→ **Task prompt**
Emit the data below verbatim, stripping out any pictures.

Chart and figure data
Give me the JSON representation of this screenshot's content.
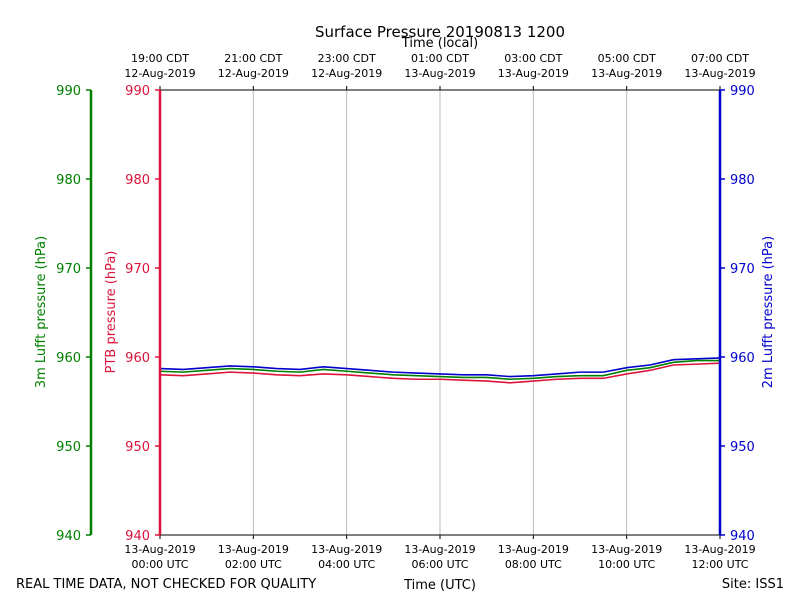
{
  "chart_data": {
    "type": "line",
    "title": "Surface Pressure 20190813 1200",
    "top_xlabel": "Time (local)",
    "xlabel": "Time (UTC)",
    "x_range_hours": [
      0,
      12
    ],
    "ylim": [
      940,
      990
    ],
    "yticks": [
      940,
      950,
      960,
      970,
      980,
      990
    ],
    "grid": "vertical",
    "bottom_ticks": [
      {
        "hour": 0,
        "date": "13-Aug-2019",
        "time": "00:00 UTC"
      },
      {
        "hour": 2,
        "date": "13-Aug-2019",
        "time": "02:00 UTC"
      },
      {
        "hour": 4,
        "date": "13-Aug-2019",
        "time": "04:00 UTC"
      },
      {
        "hour": 6,
        "date": "13-Aug-2019",
        "time": "06:00 UTC"
      },
      {
        "hour": 8,
        "date": "13-Aug-2019",
        "time": "08:00 UTC"
      },
      {
        "hour": 10,
        "date": "13-Aug-2019",
        "time": "10:00 UTC"
      },
      {
        "hour": 12,
        "date": "13-Aug-2019",
        "time": "12:00 UTC"
      }
    ],
    "top_ticks": [
      {
        "hour": 0,
        "time": "19:00 CDT",
        "date": "12-Aug-2019"
      },
      {
        "hour": 2,
        "time": "21:00 CDT",
        "date": "12-Aug-2019"
      },
      {
        "hour": 4,
        "time": "23:00 CDT",
        "date": "12-Aug-2019"
      },
      {
        "hour": 6,
        "time": "01:00 CDT",
        "date": "13-Aug-2019"
      },
      {
        "hour": 8,
        "time": "03:00 CDT",
        "date": "13-Aug-2019"
      },
      {
        "hour": 10,
        "time": "05:00 CDT",
        "date": "13-Aug-2019"
      },
      {
        "hour": 12,
        "time": "07:00 CDT",
        "date": "13-Aug-2019"
      }
    ],
    "axes": {
      "left_outer": {
        "label": "3m Lufft pressure (hPa)",
        "color": "#008000"
      },
      "left_inner": {
        "label": "PTB pressure (hPa)",
        "color": "#dc143c"
      },
      "right": {
        "label": "2m Lufft pressure (hPa)",
        "color": "#0000cd"
      }
    },
    "series": [
      {
        "color": "#008000",
        "x": [
          0,
          0.5,
          1,
          1.5,
          2,
          2.5,
          3,
          3.5,
          4,
          4.5,
          5,
          5.5,
          6,
          6.5,
          7,
          7.5,
          8,
          8.5,
          9,
          9.5,
          10,
          10.5,
          11,
          11.5,
          12
        ],
        "y": [
          958.4,
          958.3,
          958.5,
          958.7,
          958.6,
          958.4,
          958.3,
          958.6,
          958.4,
          958.2,
          958.0,
          957.9,
          957.8,
          957.7,
          957.7,
          957.5,
          957.6,
          957.8,
          957.9,
          957.9,
          958.5,
          958.8,
          959.4,
          959.6,
          959.6
        ]
      },
      {
        "color": "#dc143c",
        "x": [
          0,
          0.5,
          1,
          1.5,
          2,
          2.5,
          3,
          3.5,
          4,
          4.5,
          5,
          5.5,
          6,
          6.5,
          7,
          7.5,
          8,
          8.5,
          9,
          9.5,
          10,
          10.5,
          11,
          11.5,
          12
        ],
        "y": [
          958.0,
          957.9,
          958.1,
          958.3,
          958.2,
          958.0,
          957.9,
          958.1,
          958.0,
          957.8,
          957.6,
          957.5,
          957.5,
          957.4,
          957.3,
          957.1,
          957.3,
          957.5,
          957.6,
          957.6,
          958.1,
          958.5,
          959.1,
          959.2,
          959.3
        ]
      },
      {
        "color": "#0000cd",
        "x": [
          0,
          0.5,
          1,
          1.5,
          2,
          2.5,
          3,
          3.5,
          4,
          4.5,
          5,
          5.5,
          6,
          6.5,
          7,
          7.5,
          8,
          8.5,
          9,
          9.5,
          10,
          10.5,
          11,
          11.5,
          12
        ],
        "y": [
          958.7,
          958.6,
          958.8,
          959.0,
          958.9,
          958.7,
          958.6,
          958.9,
          958.7,
          958.5,
          958.3,
          958.2,
          958.1,
          958.0,
          958.0,
          957.8,
          957.9,
          958.1,
          958.3,
          958.3,
          958.8,
          959.1,
          959.7,
          959.8,
          959.9
        ]
      }
    ]
  },
  "footer": {
    "left": "REAL TIME DATA, NOT CHECKED FOR QUALITY",
    "right": "Site: ISS1"
  }
}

→ **Task solution**
Give me the JSON representation of this screenshot's content.
{
  "chart_data": {
    "type": "line",
    "title": "Surface Pressure 20190813 1200",
    "top_xlabel": "Time (local)",
    "xlabel": "Time (UTC)",
    "x_range_hours": [
      0,
      12
    ],
    "ylim": [
      940,
      990
    ],
    "yticks": [
      940,
      950,
      960,
      970,
      980,
      990
    ],
    "grid": "vertical",
    "bottom_ticks": [
      {
        "hour": 0,
        "date": "13-Aug-2019",
        "time": "00:00 UTC"
      },
      {
        "hour": 2,
        "date": "13-Aug-2019",
        "time": "02:00 UTC"
      },
      {
        "hour": 4,
        "date": "13-Aug-2019",
        "time": "04:00 UTC"
      },
      {
        "hour": 6,
        "date": "13-Aug-2019",
        "time": "06:00 UTC"
      },
      {
        "hour": 8,
        "date": "13-Aug-2019",
        "time": "08:00 UTC"
      },
      {
        "hour": 10,
        "date": "13-Aug-2019",
        "time": "10:00 UTC"
      },
      {
        "hour": 12,
        "date": "13-Aug-2019",
        "time": "12:00 UTC"
      }
    ],
    "top_ticks": [
      {
        "hour": 0,
        "time": "19:00 CDT",
        "date": "12-Aug-2019"
      },
      {
        "hour": 2,
        "time": "21:00 CDT",
        "date": "12-Aug-2019"
      },
      {
        "hour": 4,
        "time": "23:00 CDT",
        "date": "12-Aug-2019"
      },
      {
        "hour": 6,
        "time": "01:00 CDT",
        "date": "13-Aug-2019"
      },
      {
        "hour": 8,
        "time": "03:00 CDT",
        "date": "13-Aug-2019"
      },
      {
        "hour": 10,
        "time": "05:00 CDT",
        "date": "13-Aug-2019"
      },
      {
        "hour": 12,
        "time": "07:00 CDT",
        "date": "13-Aug-2019"
      }
    ],
    "axes": {
      "left_outer": {
        "label": "3m Lufft pressure (hPa)",
        "color": "#008000"
      },
      "left_inner": {
        "label": "PTB pressure (hPa)",
        "color": "#dc143c"
      },
      "right": {
        "label": "2m Lufft pressure (hPa)",
        "color": "#0000cd"
      }
    },
    "series": [
      {
        "color": "#008000",
        "x": [
          0,
          0.5,
          1,
          1.5,
          2,
          2.5,
          3,
          3.5,
          4,
          4.5,
          5,
          5.5,
          6,
          6.5,
          7,
          7.5,
          8,
          8.5,
          9,
          9.5,
          10,
          10.5,
          11,
          11.5,
          12
        ],
        "y": [
          958.4,
          958.3,
          958.5,
          958.7,
          958.6,
          958.4,
          958.3,
          958.6,
          958.4,
          958.2,
          958.0,
          957.9,
          957.8,
          957.7,
          957.7,
          957.5,
          957.6,
          957.8,
          957.9,
          957.9,
          958.5,
          958.8,
          959.4,
          959.6,
          959.6
        ]
      },
      {
        "color": "#dc143c",
        "x": [
          0,
          0.5,
          1,
          1.5,
          2,
          2.5,
          3,
          3.5,
          4,
          4.5,
          5,
          5.5,
          6,
          6.5,
          7,
          7.5,
          8,
          8.5,
          9,
          9.5,
          10,
          10.5,
          11,
          11.5,
          12
        ],
        "y": [
          958.0,
          957.9,
          958.1,
          958.3,
          958.2,
          958.0,
          957.9,
          958.1,
          958.0,
          957.8,
          957.6,
          957.5,
          957.5,
          957.4,
          957.3,
          957.1,
          957.3,
          957.5,
          957.6,
          957.6,
          958.1,
          958.5,
          959.1,
          959.2,
          959.3
        ]
      },
      {
        "color": "#0000cd",
        "x": [
          0,
          0.5,
          1,
          1.5,
          2,
          2.5,
          3,
          3.5,
          4,
          4.5,
          5,
          5.5,
          6,
          6.5,
          7,
          7.5,
          8,
          8.5,
          9,
          9.5,
          10,
          10.5,
          11,
          11.5,
          12
        ],
        "y": [
          958.7,
          958.6,
          958.8,
          959.0,
          958.9,
          958.7,
          958.6,
          958.9,
          958.7,
          958.5,
          958.3,
          958.2,
          958.1,
          958.0,
          958.0,
          957.8,
          957.9,
          958.1,
          958.3,
          958.3,
          958.8,
          959.1,
          959.7,
          959.8,
          959.9
        ]
      }
    ]
  },
  "footer": {
    "left": "REAL TIME DATA, NOT CHECKED FOR QUALITY",
    "right": "Site: ISS1"
  }
}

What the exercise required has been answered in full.